E-Workbook – Cursive Step 3 Building License
Cursive Step 3 provides 55 pages including teacher information. PRACTICE pages provide models and practice space. The page sequence is based upon related movements and is designed for use in a daily exercise session aimed at learning to control the movements at a reduced size. Regular short daily exercise sessions will bring far better success than longer sessions widely spaced. Please keep in mind that the size reduction goal demands that new muscle groups learn to control the movements.
PLEASE DO NOT HAVE CHILDREN TRACE MODELS WITH A PENCIL OR CRAYON. Making lines match blocks the fluent movement we seek to establish. The transfer of control information from gross to fine levels can also be blocked by poor position habits. Take the directed practice strategy into your spelling and vocabulary lessons to greatly enhance the learning rate for new words.
Cursive strokes are produced with lateral movements. Lateral movements are controlled by the wrist and arm. Therefore, position skills are critical for control of fluent movement. Chant the Action Words, Count or Colors aloud and move with the voice. The challenge to move smoothly with the vocal during exercises greatly enhances the internalization of control information.

* What the task asks
According to the workbook description, which body parts control the lateral movements that produce cursive strokes?

Source records:
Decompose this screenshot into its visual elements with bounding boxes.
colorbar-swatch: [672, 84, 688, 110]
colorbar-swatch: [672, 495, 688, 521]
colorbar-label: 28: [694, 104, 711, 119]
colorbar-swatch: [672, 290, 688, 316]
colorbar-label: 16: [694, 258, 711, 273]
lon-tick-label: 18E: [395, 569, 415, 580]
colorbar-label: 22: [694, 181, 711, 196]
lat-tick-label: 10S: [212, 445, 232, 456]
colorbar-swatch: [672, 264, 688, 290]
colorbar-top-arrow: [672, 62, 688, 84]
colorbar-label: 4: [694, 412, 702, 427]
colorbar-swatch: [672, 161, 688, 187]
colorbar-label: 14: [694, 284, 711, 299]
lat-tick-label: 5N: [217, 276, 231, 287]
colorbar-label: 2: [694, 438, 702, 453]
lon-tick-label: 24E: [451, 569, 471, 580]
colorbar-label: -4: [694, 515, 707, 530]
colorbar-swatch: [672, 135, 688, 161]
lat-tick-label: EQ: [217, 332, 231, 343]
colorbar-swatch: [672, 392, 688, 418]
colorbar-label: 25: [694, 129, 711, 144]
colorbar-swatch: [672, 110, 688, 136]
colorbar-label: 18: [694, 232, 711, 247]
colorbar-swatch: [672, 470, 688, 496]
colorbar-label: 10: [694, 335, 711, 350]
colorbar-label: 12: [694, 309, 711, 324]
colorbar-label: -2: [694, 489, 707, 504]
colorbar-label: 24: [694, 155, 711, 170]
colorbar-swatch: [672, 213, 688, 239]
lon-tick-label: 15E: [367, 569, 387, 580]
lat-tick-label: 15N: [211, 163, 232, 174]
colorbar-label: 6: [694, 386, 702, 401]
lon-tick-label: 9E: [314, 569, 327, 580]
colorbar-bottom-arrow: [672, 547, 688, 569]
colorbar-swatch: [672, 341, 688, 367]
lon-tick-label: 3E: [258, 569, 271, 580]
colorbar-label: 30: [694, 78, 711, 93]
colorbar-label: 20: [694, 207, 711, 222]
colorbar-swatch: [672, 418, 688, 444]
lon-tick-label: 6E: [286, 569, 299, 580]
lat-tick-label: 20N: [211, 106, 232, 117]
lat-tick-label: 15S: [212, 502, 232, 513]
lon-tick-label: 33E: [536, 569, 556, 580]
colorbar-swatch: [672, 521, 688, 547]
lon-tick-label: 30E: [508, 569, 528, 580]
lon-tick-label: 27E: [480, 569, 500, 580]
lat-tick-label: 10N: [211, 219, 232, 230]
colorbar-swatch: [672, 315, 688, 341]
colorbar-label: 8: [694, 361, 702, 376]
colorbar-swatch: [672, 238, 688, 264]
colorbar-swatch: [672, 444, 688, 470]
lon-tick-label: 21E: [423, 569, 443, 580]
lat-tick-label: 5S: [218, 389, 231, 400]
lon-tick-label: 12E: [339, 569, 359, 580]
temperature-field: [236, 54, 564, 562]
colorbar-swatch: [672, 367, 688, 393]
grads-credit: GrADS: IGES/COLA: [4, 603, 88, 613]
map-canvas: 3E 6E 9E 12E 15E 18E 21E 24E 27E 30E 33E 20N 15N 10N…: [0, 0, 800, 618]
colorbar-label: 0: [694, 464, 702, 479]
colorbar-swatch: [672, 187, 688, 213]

* Exercise response
The wrist and arm control them.